Your goal:
Gather up all lines that carry the word "Policy".

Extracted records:
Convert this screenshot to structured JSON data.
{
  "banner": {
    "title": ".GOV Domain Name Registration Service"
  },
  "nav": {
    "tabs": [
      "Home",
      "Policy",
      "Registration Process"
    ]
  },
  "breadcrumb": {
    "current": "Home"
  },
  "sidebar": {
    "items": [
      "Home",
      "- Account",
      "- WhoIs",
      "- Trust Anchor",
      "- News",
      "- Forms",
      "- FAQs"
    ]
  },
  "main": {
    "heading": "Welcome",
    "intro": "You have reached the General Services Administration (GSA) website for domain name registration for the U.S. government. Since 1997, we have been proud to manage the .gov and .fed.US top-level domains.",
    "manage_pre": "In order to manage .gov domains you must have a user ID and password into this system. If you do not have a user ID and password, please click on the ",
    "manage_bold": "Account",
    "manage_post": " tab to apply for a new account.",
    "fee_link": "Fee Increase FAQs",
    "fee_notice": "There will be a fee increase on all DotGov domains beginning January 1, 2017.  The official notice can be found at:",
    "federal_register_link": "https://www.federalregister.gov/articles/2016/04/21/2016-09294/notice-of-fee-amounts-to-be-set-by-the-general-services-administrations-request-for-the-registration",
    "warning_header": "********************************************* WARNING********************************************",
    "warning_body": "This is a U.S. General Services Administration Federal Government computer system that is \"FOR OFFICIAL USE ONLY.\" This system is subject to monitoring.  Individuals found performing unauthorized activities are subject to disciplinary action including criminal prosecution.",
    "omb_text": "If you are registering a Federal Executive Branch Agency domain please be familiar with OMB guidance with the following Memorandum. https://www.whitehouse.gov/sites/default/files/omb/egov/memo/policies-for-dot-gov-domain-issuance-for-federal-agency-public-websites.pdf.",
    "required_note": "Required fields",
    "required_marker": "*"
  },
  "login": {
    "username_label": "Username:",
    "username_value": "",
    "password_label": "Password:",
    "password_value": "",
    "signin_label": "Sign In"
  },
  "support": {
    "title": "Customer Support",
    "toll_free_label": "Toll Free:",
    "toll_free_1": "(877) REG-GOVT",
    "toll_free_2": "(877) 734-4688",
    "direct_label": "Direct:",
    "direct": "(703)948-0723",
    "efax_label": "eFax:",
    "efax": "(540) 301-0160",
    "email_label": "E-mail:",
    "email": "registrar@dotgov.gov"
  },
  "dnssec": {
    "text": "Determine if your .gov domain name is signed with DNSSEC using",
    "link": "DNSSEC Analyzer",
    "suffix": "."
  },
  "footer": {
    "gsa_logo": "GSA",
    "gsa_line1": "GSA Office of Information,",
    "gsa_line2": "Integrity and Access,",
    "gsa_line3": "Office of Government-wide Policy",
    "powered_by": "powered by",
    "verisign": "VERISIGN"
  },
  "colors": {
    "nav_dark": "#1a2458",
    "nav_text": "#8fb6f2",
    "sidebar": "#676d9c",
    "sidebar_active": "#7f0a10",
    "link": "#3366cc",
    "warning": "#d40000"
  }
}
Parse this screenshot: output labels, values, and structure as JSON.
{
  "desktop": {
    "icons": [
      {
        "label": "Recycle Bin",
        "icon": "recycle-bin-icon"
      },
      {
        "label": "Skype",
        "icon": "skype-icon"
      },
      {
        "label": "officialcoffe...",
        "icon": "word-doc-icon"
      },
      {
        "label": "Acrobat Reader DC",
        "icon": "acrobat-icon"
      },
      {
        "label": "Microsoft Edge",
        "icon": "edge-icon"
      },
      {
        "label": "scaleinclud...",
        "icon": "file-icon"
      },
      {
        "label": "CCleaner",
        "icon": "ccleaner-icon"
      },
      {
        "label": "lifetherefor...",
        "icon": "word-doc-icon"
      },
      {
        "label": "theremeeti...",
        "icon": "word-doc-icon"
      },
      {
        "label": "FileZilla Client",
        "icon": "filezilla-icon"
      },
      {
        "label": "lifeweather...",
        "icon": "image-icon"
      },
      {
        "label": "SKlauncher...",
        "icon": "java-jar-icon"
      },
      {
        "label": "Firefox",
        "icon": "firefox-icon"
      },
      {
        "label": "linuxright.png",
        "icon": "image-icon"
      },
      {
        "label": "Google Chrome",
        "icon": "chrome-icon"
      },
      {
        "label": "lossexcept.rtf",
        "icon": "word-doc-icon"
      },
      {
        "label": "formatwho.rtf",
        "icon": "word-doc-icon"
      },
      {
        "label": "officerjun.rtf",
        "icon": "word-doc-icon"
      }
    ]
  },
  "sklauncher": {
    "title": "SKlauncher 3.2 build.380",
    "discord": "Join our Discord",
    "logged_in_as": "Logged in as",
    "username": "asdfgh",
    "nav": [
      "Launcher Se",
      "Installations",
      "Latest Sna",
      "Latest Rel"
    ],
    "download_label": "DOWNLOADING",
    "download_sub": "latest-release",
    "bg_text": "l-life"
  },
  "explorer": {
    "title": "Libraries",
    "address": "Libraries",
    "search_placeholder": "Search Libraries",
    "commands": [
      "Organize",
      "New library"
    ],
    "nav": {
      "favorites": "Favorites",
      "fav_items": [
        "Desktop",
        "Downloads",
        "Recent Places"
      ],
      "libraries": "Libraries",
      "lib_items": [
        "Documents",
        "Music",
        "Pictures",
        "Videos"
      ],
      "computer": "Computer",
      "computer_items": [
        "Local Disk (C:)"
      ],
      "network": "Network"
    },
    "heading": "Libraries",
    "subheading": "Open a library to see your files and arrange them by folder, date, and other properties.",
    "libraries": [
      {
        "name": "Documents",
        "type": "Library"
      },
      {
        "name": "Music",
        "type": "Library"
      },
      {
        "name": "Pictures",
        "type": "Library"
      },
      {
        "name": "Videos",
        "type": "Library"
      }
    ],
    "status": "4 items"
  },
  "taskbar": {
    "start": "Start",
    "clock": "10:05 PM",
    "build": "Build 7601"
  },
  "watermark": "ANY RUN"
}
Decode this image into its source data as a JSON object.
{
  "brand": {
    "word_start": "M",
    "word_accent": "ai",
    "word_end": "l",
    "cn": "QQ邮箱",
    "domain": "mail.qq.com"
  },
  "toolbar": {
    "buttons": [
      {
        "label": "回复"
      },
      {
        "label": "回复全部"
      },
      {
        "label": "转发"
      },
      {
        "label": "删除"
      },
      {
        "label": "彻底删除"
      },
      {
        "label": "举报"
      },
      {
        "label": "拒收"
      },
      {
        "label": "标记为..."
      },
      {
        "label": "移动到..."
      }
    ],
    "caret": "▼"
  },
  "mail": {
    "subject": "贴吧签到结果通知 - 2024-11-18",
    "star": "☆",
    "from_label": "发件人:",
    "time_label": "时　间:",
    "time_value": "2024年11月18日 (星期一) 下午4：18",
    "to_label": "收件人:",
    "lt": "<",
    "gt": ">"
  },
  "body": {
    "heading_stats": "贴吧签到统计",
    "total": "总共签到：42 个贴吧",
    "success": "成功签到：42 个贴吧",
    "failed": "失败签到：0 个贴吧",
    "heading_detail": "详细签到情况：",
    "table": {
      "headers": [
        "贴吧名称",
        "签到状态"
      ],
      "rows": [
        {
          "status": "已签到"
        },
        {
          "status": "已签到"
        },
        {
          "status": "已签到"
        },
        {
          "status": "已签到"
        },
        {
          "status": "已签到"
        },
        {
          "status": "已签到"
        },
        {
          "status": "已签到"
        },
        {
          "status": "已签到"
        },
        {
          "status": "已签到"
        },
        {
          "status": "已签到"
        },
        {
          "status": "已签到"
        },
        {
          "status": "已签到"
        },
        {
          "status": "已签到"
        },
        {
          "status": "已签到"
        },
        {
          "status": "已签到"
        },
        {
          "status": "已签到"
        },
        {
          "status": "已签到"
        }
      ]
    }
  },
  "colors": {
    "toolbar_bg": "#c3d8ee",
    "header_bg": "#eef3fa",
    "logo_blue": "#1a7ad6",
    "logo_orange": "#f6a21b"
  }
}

Output of the task:
      "Policy",
    "gsa_line3": "Office of Government-wide Policy",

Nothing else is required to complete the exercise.